Output each entry exactly; skip nothing.

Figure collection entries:
[start]
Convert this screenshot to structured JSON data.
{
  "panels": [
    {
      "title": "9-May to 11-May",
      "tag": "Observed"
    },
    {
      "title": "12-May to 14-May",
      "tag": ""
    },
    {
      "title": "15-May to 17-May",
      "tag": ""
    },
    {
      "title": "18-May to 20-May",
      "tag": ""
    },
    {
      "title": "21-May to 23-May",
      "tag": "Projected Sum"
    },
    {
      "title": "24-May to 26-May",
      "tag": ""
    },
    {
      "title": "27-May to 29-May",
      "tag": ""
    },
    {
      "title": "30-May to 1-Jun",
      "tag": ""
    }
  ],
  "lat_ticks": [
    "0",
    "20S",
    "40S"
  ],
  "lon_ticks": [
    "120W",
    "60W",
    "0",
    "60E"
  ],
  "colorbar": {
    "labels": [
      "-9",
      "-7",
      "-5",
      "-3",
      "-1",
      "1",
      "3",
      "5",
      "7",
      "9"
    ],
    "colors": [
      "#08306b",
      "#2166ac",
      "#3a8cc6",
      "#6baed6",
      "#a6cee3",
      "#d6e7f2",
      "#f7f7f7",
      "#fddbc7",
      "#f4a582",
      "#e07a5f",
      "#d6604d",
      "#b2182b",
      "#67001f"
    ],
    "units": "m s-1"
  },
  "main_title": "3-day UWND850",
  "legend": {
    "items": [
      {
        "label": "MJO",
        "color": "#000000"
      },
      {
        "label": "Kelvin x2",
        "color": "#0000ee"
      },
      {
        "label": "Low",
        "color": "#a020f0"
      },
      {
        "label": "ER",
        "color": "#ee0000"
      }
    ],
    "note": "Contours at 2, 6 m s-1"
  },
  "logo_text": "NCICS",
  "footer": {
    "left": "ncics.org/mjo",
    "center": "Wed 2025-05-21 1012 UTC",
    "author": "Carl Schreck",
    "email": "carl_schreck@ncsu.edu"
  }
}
[end]
Worked solution:
Convert this screenshot to structured JSON data.
{
  "panels": [
    {
      "title": "9-May to 11-May",
      "tag": "Observed"
    },
    {
      "title": "12-May to 14-May",
      "tag": ""
    },
    {
      "title": "15-May to 17-May",
      "tag": ""
    },
    {
      "title": "18-May to 20-May",
      "tag": ""
    },
    {
      "title": "21-May to 23-May",
      "tag": "Projected Sum"
    },
    {
      "title": "24-May to 26-May",
      "tag": ""
    },
    {
      "title": "27-May to 29-May",
      "tag": ""
    },
    {
      "title": "30-May to 1-Jun",
      "tag": ""
    }
  ],
  "lat_ticks": [
    "0",
    "20S",
    "40S"
  ],
  "lon_ticks": [
    "120W",
    "60W",
    "0",
    "60E"
  ],
  "colorbar": {
    "labels": [
      "-9",
      "-7",
      "-5",
      "-3",
      "-1",
      "1",
      "3",
      "5",
      "7",
      "9"
    ],
    "colors": [
      "#08306b",
      "#2166ac",
      "#3a8cc6",
      "#6baed6",
      "#a6cee3",
      "#d6e7f2",
      "#f7f7f7",
      "#fddbc7",
      "#f4a582",
      "#e07a5f",
      "#d6604d",
      "#b2182b",
      "#67001f"
    ],
    "units": "m s-1"
  },
  "main_title": "3-day UWND850",
  "legend": {
    "items": [
      {
        "label": "MJO",
        "color": "#000000"
      },
      {
        "label": "Kelvin x2",
        "color": "#0000ee"
      },
      {
        "label": "Low",
        "color": "#a020f0"
      },
      {
        "label": "ER",
        "color": "#ee0000"
      }
    ],
    "note": "Contours at 2, 6 m s-1"
  },
  "logo_text": "NCICS",
  "footer": {
    "left": "ncics.org/mjo",
    "center": "Wed 2025-05-21 1012 UTC",
    "author": "Carl Schreck",
    "email": "carl_schreck@ncsu.edu"
  }
}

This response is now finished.